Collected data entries
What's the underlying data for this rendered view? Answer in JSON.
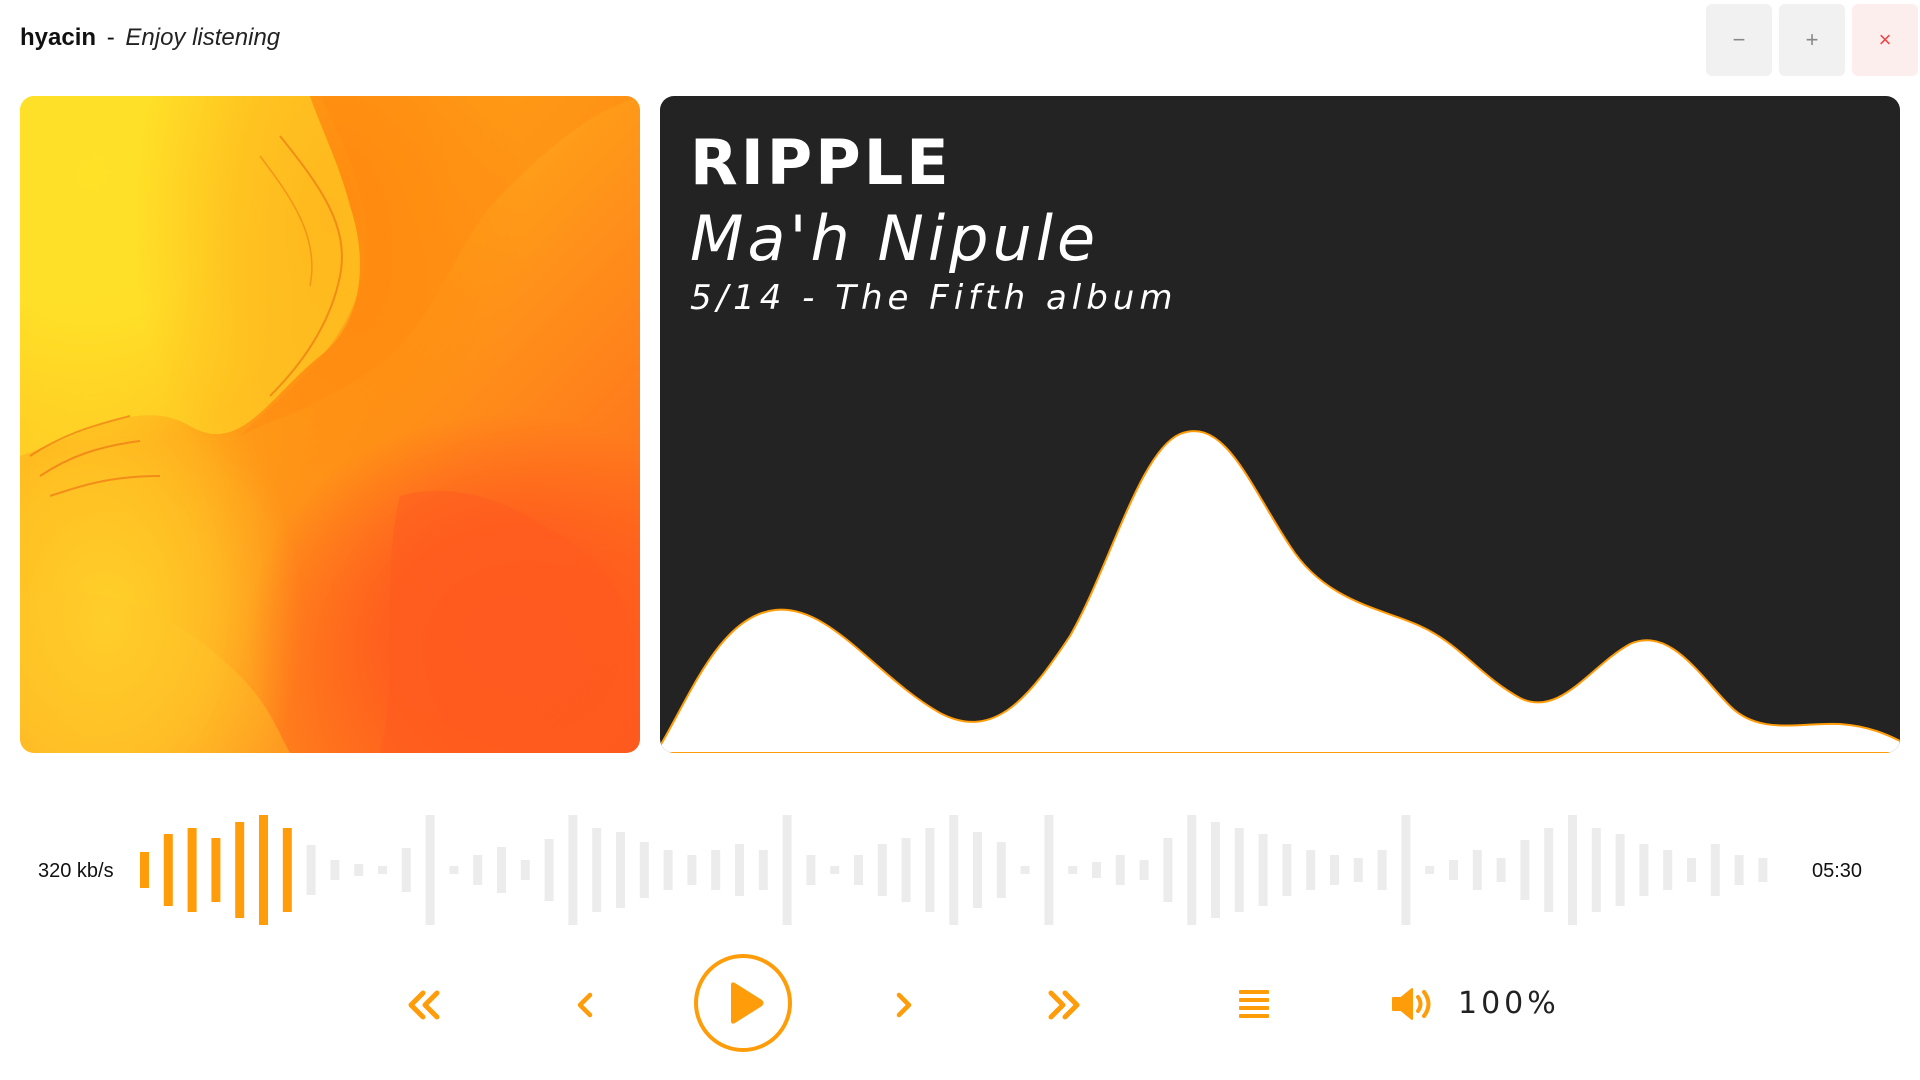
{
  "window": {
    "app_name": "hyacin",
    "separator": "-",
    "tagline": "Enjoy listening",
    "minimize_label": "−",
    "maximize_label": "+",
    "close_label": "×"
  },
  "track": {
    "title": "RIPPLE",
    "artist": "Ma'h Nipule",
    "album_line": "5/14 - The Fifth album"
  },
  "playback": {
    "bitrate": "320 kb/s",
    "duration": "05:30",
    "progress_bars_played": 7,
    "progress_bars_total": 70,
    "volume_label": "100%"
  },
  "controls": {
    "icons": [
      "skip-to-start-icon",
      "previous-icon",
      "play-icon",
      "next-icon",
      "skip-to-end-icon",
      "playlist-icon",
      "volume-icon"
    ]
  },
  "colors": {
    "accent": "#ff9c0a",
    "panel_background": "#232323",
    "waveform_inactive": "#ececec",
    "close_button_color": "#e44444"
  }
}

DO THIS: Reproduce all of the data exactly, omitting each picture it holds.

EXERCISE ANSWER:
What's the underlying data for this rendered view? Answer in JSON.
{
  "window": {
    "app_name": "hyacin",
    "separator": "-",
    "tagline": "Enjoy listening",
    "minimize_label": "−",
    "maximize_label": "+",
    "close_label": "×"
  },
  "track": {
    "title": "RIPPLE",
    "artist": "Ma'h Nipule",
    "album_line": "5/14 - The Fifth album"
  },
  "playback": {
    "bitrate": "320 kb/s",
    "duration": "05:30",
    "progress_bars_played": 7,
    "progress_bars_total": 70,
    "volume_label": "100%"
  },
  "controls": {
    "icons": [
      "skip-to-start-icon",
      "previous-icon",
      "play-icon",
      "next-icon",
      "skip-to-end-icon",
      "playlist-icon",
      "volume-icon"
    ]
  },
  "colors": {
    "accent": "#ff9c0a",
    "panel_background": "#232323",
    "waveform_inactive": "#ececec",
    "close_button_color": "#e44444"
  }
}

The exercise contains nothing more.